■ DATA SUPPLIED:
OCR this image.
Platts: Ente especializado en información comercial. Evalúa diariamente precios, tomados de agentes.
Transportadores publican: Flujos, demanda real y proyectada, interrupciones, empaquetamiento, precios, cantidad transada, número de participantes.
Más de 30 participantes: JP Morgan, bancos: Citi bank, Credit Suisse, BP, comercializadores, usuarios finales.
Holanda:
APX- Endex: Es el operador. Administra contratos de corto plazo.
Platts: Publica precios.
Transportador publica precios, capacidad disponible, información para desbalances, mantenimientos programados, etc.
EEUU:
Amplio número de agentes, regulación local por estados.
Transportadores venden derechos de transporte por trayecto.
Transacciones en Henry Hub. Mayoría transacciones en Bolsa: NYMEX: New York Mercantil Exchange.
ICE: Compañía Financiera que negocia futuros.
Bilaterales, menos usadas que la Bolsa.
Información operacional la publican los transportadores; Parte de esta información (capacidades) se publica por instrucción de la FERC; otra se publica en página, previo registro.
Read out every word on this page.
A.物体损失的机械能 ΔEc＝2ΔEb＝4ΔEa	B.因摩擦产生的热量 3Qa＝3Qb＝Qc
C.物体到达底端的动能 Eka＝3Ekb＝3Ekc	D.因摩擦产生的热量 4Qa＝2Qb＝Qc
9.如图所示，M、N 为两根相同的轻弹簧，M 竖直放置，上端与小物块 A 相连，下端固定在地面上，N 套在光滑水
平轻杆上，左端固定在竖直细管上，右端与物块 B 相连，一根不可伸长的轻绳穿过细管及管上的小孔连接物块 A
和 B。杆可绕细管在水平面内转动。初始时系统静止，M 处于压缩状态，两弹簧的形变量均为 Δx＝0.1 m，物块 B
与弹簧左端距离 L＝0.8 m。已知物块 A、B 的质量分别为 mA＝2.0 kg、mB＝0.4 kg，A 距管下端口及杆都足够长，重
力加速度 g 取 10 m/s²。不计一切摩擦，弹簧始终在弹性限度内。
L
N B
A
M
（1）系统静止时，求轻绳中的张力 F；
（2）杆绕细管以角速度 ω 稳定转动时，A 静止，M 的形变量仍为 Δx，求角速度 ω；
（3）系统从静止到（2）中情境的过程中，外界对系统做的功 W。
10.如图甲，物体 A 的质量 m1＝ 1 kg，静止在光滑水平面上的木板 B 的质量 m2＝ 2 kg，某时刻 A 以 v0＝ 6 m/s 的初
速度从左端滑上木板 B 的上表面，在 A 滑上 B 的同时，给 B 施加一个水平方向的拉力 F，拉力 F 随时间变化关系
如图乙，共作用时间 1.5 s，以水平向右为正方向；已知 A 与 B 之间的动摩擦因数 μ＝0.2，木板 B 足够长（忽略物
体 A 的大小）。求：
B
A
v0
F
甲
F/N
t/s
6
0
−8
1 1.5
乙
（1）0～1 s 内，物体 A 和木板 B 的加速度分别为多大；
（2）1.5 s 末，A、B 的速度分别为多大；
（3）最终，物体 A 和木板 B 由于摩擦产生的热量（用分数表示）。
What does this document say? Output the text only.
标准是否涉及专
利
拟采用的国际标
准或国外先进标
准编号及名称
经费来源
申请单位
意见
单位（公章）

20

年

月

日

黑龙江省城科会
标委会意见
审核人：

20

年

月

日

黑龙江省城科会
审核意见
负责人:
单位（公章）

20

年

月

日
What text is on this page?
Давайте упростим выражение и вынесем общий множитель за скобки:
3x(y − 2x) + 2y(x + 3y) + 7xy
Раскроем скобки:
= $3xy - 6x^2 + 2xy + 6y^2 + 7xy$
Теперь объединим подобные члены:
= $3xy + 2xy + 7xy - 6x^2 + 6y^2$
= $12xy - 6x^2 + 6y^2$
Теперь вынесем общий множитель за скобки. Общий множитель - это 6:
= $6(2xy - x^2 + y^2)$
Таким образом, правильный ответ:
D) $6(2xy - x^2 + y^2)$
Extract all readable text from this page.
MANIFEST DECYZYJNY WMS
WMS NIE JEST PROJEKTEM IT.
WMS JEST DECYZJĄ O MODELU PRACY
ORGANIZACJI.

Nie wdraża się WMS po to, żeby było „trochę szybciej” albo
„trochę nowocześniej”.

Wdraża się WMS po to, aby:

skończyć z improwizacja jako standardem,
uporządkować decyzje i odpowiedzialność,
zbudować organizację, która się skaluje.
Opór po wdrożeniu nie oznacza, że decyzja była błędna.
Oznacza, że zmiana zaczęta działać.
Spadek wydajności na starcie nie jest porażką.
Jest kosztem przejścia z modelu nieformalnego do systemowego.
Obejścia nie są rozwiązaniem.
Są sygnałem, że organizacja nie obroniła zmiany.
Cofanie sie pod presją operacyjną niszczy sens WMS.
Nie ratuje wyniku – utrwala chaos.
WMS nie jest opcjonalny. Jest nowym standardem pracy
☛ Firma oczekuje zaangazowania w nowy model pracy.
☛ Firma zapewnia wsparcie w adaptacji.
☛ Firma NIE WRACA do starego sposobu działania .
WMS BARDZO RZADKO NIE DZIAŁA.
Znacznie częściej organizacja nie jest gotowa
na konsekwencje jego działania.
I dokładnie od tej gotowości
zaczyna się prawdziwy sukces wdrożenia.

■ CHALLENGE: Collect from the data above every line that includes "因摩擦产生的热量".

■ OUTPUT FOR THIS TASK:
A.物体损失的机械能 ΔEc＝2ΔEb＝4ΔEa	B.因摩擦产生的热量 3Qa＝3Qb＝Qc
C.物体到达底端的动能 Eka＝3Ekb＝3Ekc	D.因摩擦产生的热量 4Qa＝2Qb＝Qc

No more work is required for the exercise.